List each line of the data below that contains the word "rozsah".

[Lines of data]

(begin)

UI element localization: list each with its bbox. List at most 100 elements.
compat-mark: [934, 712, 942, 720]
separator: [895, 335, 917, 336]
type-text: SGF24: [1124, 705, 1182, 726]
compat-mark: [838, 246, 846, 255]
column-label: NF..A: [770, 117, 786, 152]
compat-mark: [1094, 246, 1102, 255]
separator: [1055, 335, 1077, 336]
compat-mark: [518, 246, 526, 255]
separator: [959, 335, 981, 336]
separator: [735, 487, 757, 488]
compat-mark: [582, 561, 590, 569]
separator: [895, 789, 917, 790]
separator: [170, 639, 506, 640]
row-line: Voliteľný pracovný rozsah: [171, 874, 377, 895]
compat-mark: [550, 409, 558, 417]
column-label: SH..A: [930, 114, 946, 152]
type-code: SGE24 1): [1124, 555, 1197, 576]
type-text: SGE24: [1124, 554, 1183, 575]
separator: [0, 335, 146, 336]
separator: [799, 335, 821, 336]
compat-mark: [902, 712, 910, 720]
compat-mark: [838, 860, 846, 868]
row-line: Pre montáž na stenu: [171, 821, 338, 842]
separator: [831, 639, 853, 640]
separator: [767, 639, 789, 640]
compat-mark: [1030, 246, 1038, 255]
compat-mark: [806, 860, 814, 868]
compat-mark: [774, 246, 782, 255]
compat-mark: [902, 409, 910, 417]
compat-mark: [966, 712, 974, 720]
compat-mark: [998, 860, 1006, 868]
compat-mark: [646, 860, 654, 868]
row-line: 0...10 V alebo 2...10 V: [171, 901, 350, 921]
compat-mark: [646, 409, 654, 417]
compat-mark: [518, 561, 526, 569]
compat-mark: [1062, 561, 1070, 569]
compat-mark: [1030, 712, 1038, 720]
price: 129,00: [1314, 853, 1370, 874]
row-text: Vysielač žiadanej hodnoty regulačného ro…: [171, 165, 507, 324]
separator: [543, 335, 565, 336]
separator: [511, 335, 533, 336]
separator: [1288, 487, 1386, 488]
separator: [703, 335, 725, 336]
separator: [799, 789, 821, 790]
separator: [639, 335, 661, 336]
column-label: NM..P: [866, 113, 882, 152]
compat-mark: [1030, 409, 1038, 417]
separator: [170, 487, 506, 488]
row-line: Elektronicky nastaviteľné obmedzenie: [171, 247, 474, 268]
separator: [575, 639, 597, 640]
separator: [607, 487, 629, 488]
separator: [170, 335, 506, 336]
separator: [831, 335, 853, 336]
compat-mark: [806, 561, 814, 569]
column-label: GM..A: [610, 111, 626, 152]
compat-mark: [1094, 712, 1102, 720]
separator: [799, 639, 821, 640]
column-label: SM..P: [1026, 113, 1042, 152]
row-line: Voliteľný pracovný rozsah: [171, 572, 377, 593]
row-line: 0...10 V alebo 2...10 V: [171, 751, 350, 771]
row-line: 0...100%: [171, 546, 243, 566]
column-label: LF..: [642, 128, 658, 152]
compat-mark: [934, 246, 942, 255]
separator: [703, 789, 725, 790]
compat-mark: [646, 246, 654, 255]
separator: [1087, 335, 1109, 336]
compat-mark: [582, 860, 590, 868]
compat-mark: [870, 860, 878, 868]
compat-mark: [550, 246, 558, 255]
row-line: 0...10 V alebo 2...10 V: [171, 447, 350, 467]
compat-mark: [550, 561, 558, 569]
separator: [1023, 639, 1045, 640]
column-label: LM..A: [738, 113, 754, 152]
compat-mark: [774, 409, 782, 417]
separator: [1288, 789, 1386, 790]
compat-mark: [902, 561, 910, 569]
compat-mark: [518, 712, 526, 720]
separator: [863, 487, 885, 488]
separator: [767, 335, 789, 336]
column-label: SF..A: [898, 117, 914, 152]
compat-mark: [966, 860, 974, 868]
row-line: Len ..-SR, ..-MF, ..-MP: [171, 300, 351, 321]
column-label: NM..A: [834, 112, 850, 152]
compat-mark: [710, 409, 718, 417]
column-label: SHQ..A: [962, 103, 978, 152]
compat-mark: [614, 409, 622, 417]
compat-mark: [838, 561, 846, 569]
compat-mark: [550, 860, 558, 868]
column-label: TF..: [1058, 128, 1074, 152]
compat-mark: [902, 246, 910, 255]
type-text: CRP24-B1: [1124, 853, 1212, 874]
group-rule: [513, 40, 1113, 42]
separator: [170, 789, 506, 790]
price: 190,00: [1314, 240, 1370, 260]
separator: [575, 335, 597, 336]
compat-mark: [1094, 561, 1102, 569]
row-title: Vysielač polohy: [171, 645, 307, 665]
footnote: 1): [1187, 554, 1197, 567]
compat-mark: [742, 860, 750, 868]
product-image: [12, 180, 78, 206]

(end)

Complete answer |
row-line: Voliteľný pracovný rozsah: [171, 874, 377, 895]
row-line: Voliteľný pracovný rozsah: [171, 572, 377, 593]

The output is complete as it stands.